╭──
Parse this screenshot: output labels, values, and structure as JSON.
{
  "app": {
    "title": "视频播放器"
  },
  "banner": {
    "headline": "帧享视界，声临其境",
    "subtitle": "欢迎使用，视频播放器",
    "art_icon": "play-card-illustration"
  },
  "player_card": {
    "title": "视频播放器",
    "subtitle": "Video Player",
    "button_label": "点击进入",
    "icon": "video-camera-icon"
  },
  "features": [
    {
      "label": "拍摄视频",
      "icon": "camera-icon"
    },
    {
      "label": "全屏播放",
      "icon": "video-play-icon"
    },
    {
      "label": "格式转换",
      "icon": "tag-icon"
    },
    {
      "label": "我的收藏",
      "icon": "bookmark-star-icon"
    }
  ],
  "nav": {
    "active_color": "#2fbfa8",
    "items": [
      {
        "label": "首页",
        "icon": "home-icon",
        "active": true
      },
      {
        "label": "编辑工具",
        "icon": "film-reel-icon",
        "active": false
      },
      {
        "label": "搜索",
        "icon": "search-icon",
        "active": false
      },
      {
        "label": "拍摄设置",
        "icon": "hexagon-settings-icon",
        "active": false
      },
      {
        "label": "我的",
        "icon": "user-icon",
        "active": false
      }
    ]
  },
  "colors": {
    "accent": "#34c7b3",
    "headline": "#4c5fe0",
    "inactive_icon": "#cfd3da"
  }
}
╰──
Task goal: Extract the listing in its entirety, matching it exactly.

Full solution:
Parse this screenshot: output labels, values, and structure as JSON.
{
  "app": {
    "title": "视频播放器"
  },
  "banner": {
    "headline": "帧享视界，声临其境",
    "subtitle": "欢迎使用，视频播放器",
    "art_icon": "play-card-illustration"
  },
  "player_card": {
    "title": "视频播放器",
    "subtitle": "Video Player",
    "button_label": "点击进入",
    "icon": "video-camera-icon"
  },
  "features": [
    {
      "label": "拍摄视频",
      "icon": "camera-icon"
    },
    {
      "label": "全屏播放",
      "icon": "video-play-icon"
    },
    {
      "label": "格式转换",
      "icon": "tag-icon"
    },
    {
      "label": "我的收藏",
      "icon": "bookmark-star-icon"
    }
  ],
  "nav": {
    "active_color": "#2fbfa8",
    "items": [
      {
        "label": "首页",
        "icon": "home-icon",
        "active": true
      },
      {
        "label": "编辑工具",
        "icon": "film-reel-icon",
        "active": false
      },
      {
        "label": "搜索",
        "icon": "search-icon",
        "active": false
      },
      {
        "label": "拍摄设置",
        "icon": "hexagon-settings-icon",
        "active": false
      },
      {
        "label": "我的",
        "icon": "user-icon",
        "active": false
      }
    ]
  },
  "colors": {
    "accent": "#34c7b3",
    "headline": "#4c5fe0",
    "inactive_icon": "#cfd3da"
  }
}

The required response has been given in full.